**Description of the task:**
Copy out, from the entries below, each line holding the string "chevron".
>> Start
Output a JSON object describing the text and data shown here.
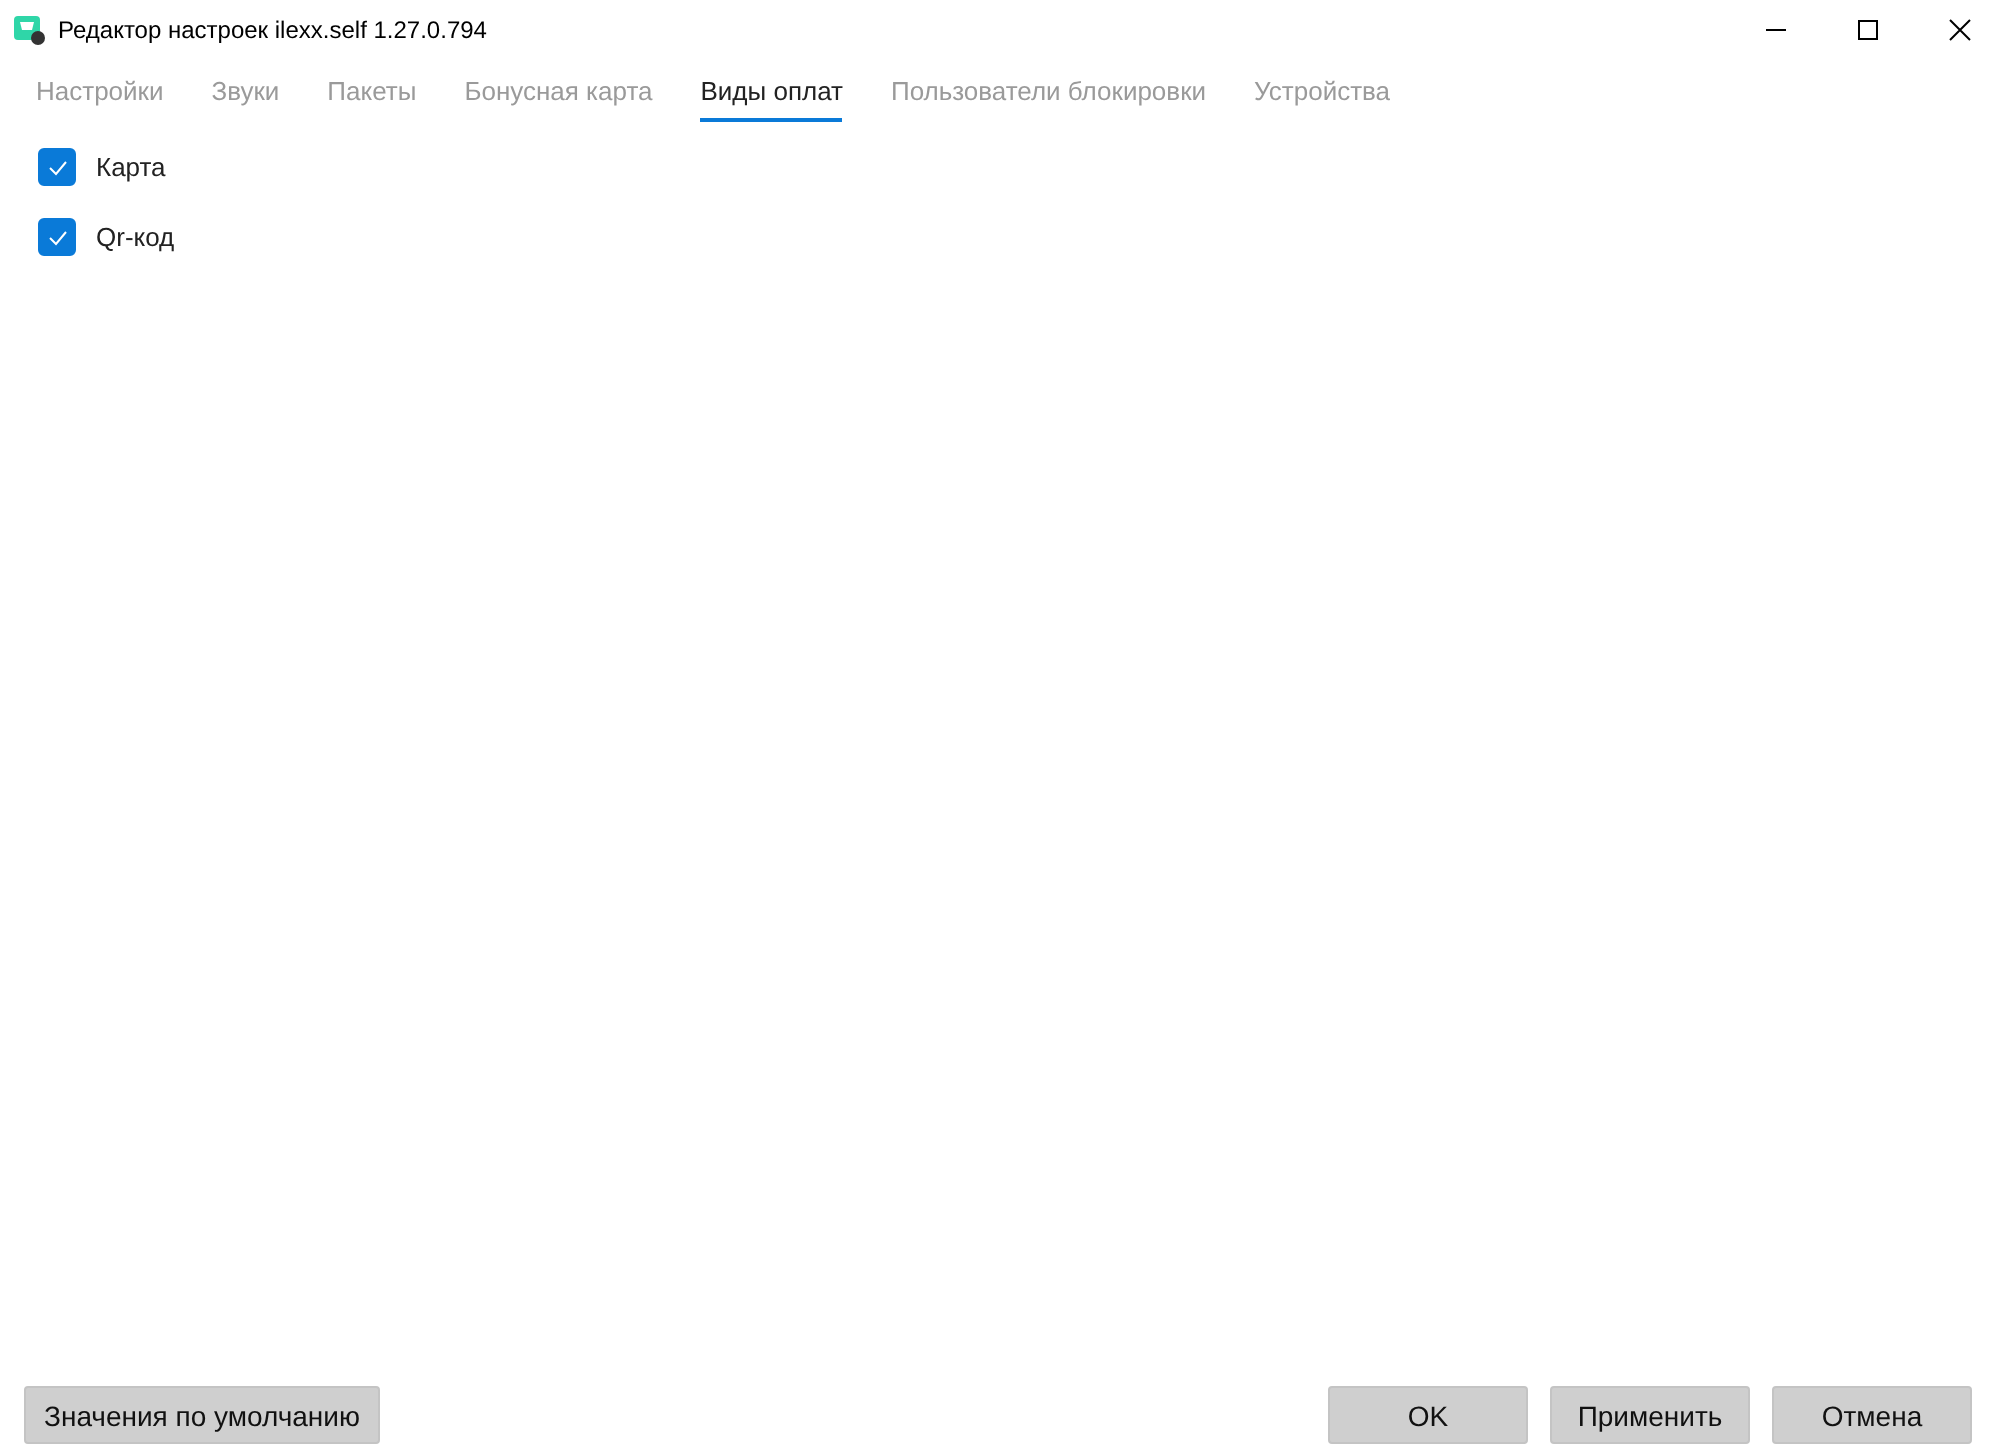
{
  "window": {
    "title": "Редактор настроек ilexx.self 1.27.0.794"
  },
  "tabs": [
    {
      "label": "Настройки",
      "selected": false
    },
    {
      "label": "Звуки",
      "selected": false
    },
    {
      "label": "Пакеты",
      "selected": false
    },
    {
      "label": "Бонусная карта",
      "selected": false
    },
    {
      "label": "Виды оплат",
      "selected": true
    },
    {
      "label": "Пользователи блокировки",
      "selected": false
    },
    {
      "label": "Устройства",
      "selected": false
    }
  ],
  "options": [
    {
      "label": "Карта",
      "checked": true
    },
    {
      "label": "Qr-код",
      "checked": true
    }
  ],
  "buttons": {
    "left": [
      "Значения по умолчанию"
    ],
    "right": [
      "OK",
      "Применить",
      "Отмена"
    ]
  }
}
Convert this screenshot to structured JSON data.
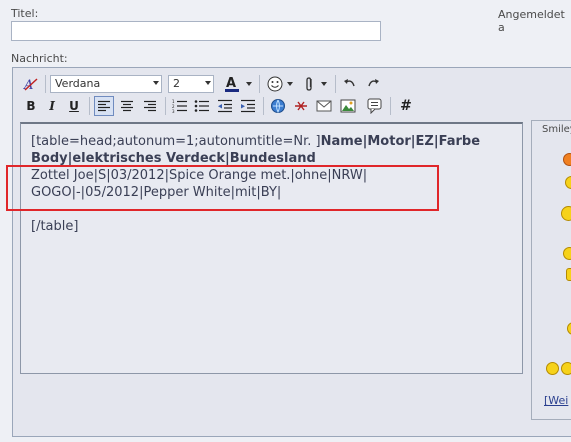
{
  "form": {
    "title_label": "Titel:",
    "title_value": "",
    "logged_in_label": "Angemeldet a",
    "message_label": "Nachricht:"
  },
  "toolbar": {
    "font_family": "Verdana",
    "font_size": "2",
    "bold": "B",
    "italic": "I",
    "underline": "U",
    "table_button": "#"
  },
  "editor": {
    "line1_pre": "[table=head;autonum=1;autonumtitle=Nr. ]",
    "line1_bold": "Name|Motor|EZ|Farbe",
    "line2_bold": "Body|elektrisches Verdeck|Bundesland",
    "line3": "Zottel Joe|S|03/2012|Spice Orange met.|ohne|NRW|",
    "line4": "GOGO|-|05/2012|Pepper White|mit|BY|",
    "line5": "[/table]"
  },
  "smilies": {
    "title": "Smiley",
    "more_link": "[Wei"
  },
  "colors": {
    "highlight_border": "#e0262a",
    "spellcheck_underline": "#e02020"
  }
}
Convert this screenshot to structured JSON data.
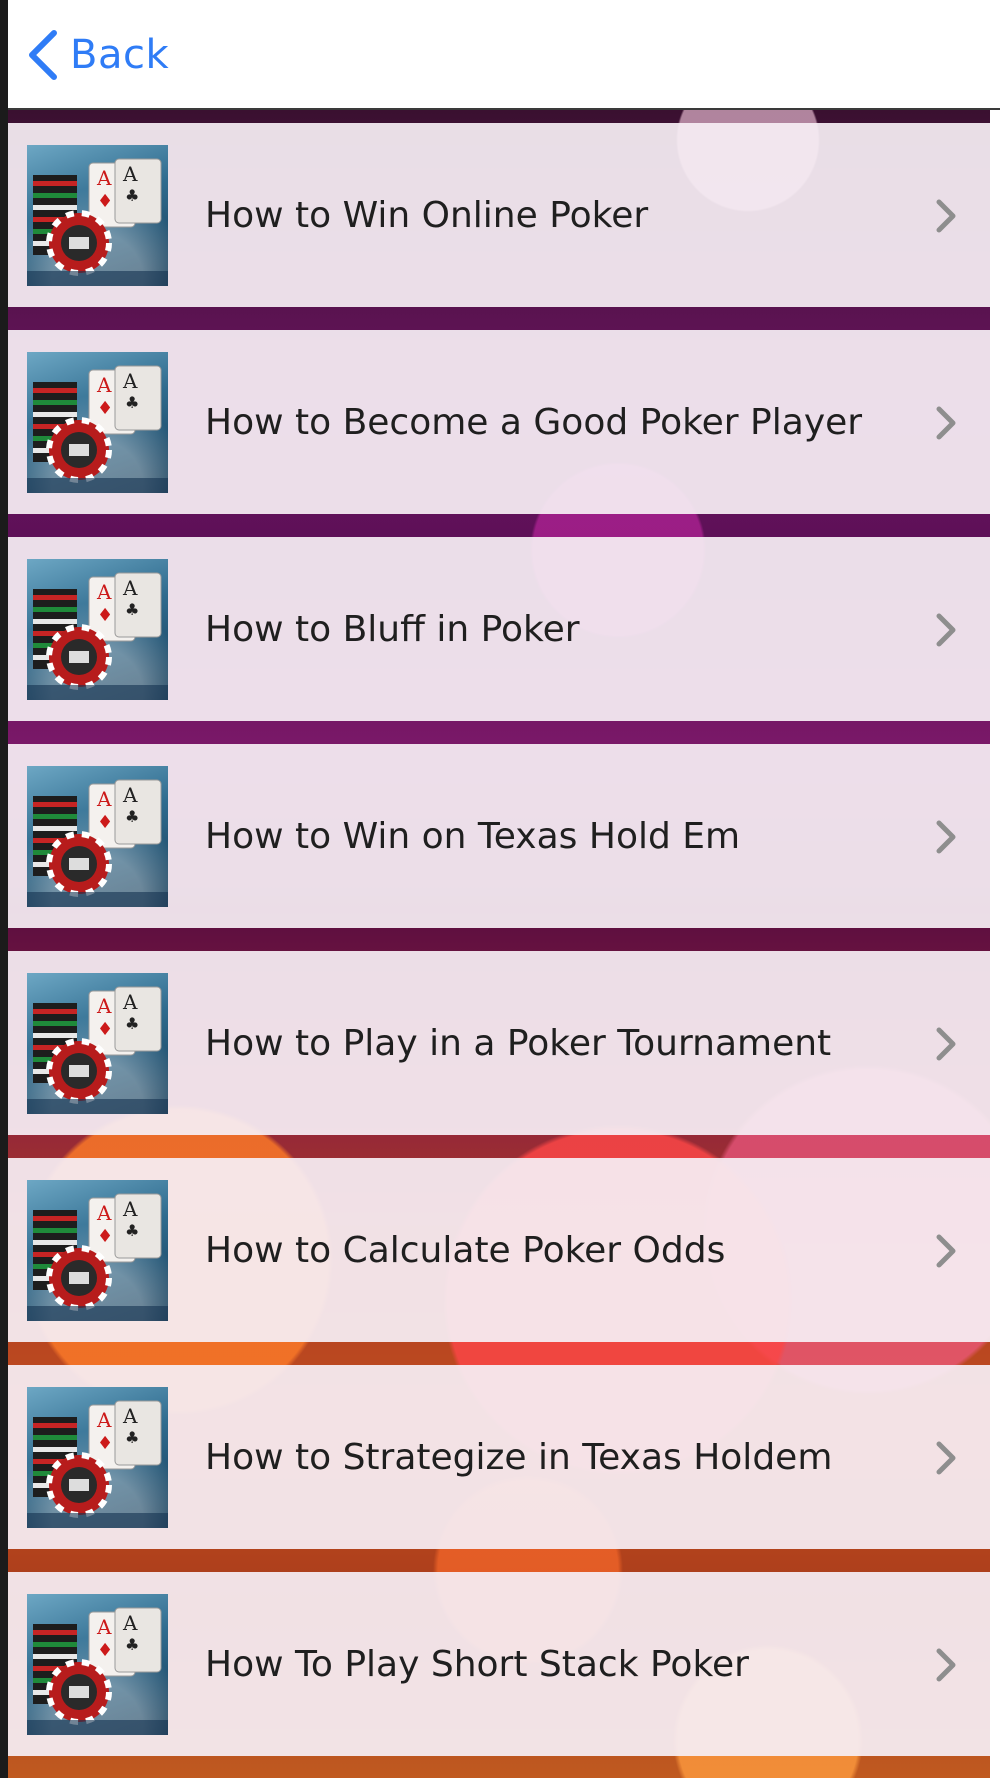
{
  "nav": {
    "back_label": "Back",
    "accent_color": "#2f7cf6"
  },
  "list": {
    "items": [
      {
        "label": "How to Win Online Poker"
      },
      {
        "label": "How to Become a Good Poker Player"
      },
      {
        "label": "How to Bluff in Poker"
      },
      {
        "label": "How to Win on Texas Hold Em"
      },
      {
        "label": "How to Play in a Poker Tournament"
      },
      {
        "label": "How to Calculate Poker Odds"
      },
      {
        "label": "How to Strategize in Texas Holdem"
      },
      {
        "label": "How To Play Short Stack Poker"
      }
    ],
    "thumbnail_icon": "poker-chips-aces-thumbnail",
    "row_indicator_icon": "chevron-right-icon"
  }
}
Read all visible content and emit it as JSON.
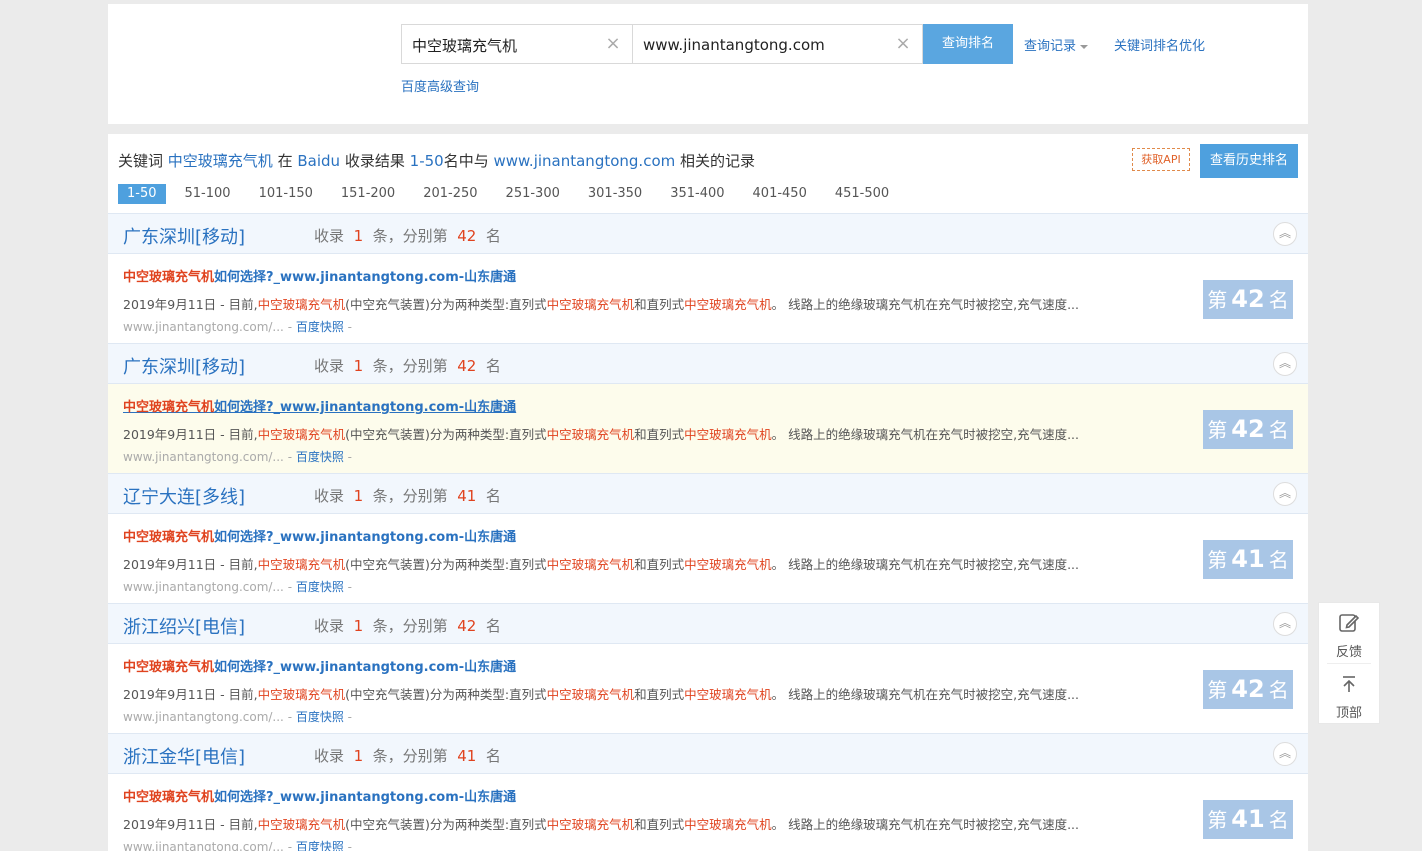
{
  "search": {
    "keyword": "中空玻璃充气机",
    "site": "www.jinantangtong.com",
    "clear_icon": "×",
    "query_button": "查询排名",
    "history_link": "查询记录",
    "optimize_link": "关键词排名优化",
    "advanced_link": "百度高级查询"
  },
  "summary": {
    "prefix": "关键词",
    "keyword": "中空玻璃充气机",
    "engine_prefix": "在",
    "engine": "Baidu",
    "middle": "收录结果",
    "range": "1-50",
    "range_suffix": "名中与",
    "site": "www.jinantangtong.com",
    "suffix": "相关的记录"
  },
  "actions": {
    "api_button": "获取API",
    "history_button": "查看历史排名"
  },
  "pages": [
    "1-50",
    "51-100",
    "101-150",
    "151-200",
    "201-250",
    "251-300",
    "301-350",
    "351-400",
    "401-450",
    "451-500"
  ],
  "groups": [
    {
      "region": "广东深圳[移动]",
      "count_pre": "收录",
      "count": "1",
      "count_mid": "条，分别第",
      "rank": "42",
      "count_post": "名",
      "title_kw": "中空玻璃充气机",
      "title_rest": "如何选择?_www.jinantangtong.com-山东唐通",
      "date": "2019年9月11日 - 目前,",
      "desc_kw1": "中空玻璃充气机",
      "desc_t1": "(中空充气装置)分为两种类型:直列式",
      "desc_kw2": "中空玻璃充气机",
      "desc_t2": "和直列式",
      "desc_kw3": "中空玻璃充气机",
      "desc_t3": "。 线路上的绝缘玻璃充气机在充气时被挖空,充气速度...",
      "url": "www.jinantangtong.com/...",
      "snapshot": "百度快照",
      "rank_pre": "第",
      "rank_post": "名"
    },
    {
      "region": "广东深圳[移动]",
      "count_pre": "收录",
      "count": "1",
      "count_mid": "条，分别第",
      "rank": "42",
      "count_post": "名",
      "title_kw": "中空玻璃充气机",
      "title_rest": "如何选择?_www.jinantangtong.com-山东唐通",
      "date": "2019年9月11日 - 目前,",
      "desc_kw1": "中空玻璃充气机",
      "desc_t1": "(中空充气装置)分为两种类型:直列式",
      "desc_kw2": "中空玻璃充气机",
      "desc_t2": "和直列式",
      "desc_kw3": "中空玻璃充气机",
      "desc_t3": "。 线路上的绝缘玻璃充气机在充气时被挖空,充气速度...",
      "url": "www.jinantangtong.com/...",
      "snapshot": "百度快照",
      "rank_pre": "第",
      "rank_post": "名"
    },
    {
      "region": "辽宁大连[多线]",
      "count_pre": "收录",
      "count": "1",
      "count_mid": "条，分别第",
      "rank": "41",
      "count_post": "名",
      "title_kw": "中空玻璃充气机",
      "title_rest": "如何选择?_www.jinantangtong.com-山东唐通",
      "date": "2019年9月11日 - 目前,",
      "desc_kw1": "中空玻璃充气机",
      "desc_t1": "(中空充气装置)分为两种类型:直列式",
      "desc_kw2": "中空玻璃充气机",
      "desc_t2": "和直列式",
      "desc_kw3": "中空玻璃充气机",
      "desc_t3": "。 线路上的绝缘玻璃充气机在充气时被挖空,充气速度...",
      "url": "www.jinantangtong.com/...",
      "snapshot": "百度快照",
      "rank_pre": "第",
      "rank_post": "名"
    },
    {
      "region": "浙江绍兴[电信]",
      "count_pre": "收录",
      "count": "1",
      "count_mid": "条，分别第",
      "rank": "42",
      "count_post": "名",
      "title_kw": "中空玻璃充气机",
      "title_rest": "如何选择?_www.jinantangtong.com-山东唐通",
      "date": "2019年9月11日 - 目前,",
      "desc_kw1": "中空玻璃充气机",
      "desc_t1": "(中空充气装置)分为两种类型:直列式",
      "desc_kw2": "中空玻璃充气机",
      "desc_t2": "和直列式",
      "desc_kw3": "中空玻璃充气机",
      "desc_t3": "。 线路上的绝缘玻璃充气机在充气时被挖空,充气速度...",
      "url": "www.jinantangtong.com/...",
      "snapshot": "百度快照",
      "rank_pre": "第",
      "rank_post": "名"
    },
    {
      "region": "浙江金华[电信]",
      "count_pre": "收录",
      "count": "1",
      "count_mid": "条，分别第",
      "rank": "41",
      "count_post": "名",
      "title_kw": "中空玻璃充气机",
      "title_rest": "如何选择?_www.jinantangtong.com-山东唐通",
      "date": "2019年9月11日 - 目前,",
      "desc_kw1": "中空玻璃充气机",
      "desc_t1": "(中空充气装置)分为两种类型:直列式",
      "desc_kw2": "中空玻璃充气机",
      "desc_t2": "和直列式",
      "desc_kw3": "中空玻璃充气机",
      "desc_t3": "。 线路上的绝缘玻璃充气机在充气时被挖空,充气速度...",
      "url": "www.jinantangtong.com/...",
      "snapshot": "百度快照",
      "rank_pre": "第",
      "rank_post": "名"
    }
  ],
  "float_bar": {
    "feedback": "反馈",
    "top": "顶部"
  },
  "icons": {
    "clear": "clear-x-icon",
    "caret": "caret-down-icon",
    "collapse": "chevron-up-icon",
    "feedback": "edit-icon",
    "top": "arrow-up-icon"
  },
  "colors": {
    "accent": "#4ea0de",
    "link": "#2a72c0",
    "keyword": "#e0431f",
    "rank_badge": "#a9c6e6",
    "highlight_row": "#fdfcec"
  },
  "active_page": "1-50",
  "highlighted_group": 1
}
>> End
**The solution:**
    "row_indicator_icon": "chevron-right-icon"
    "collapse": "chevron-up-icon",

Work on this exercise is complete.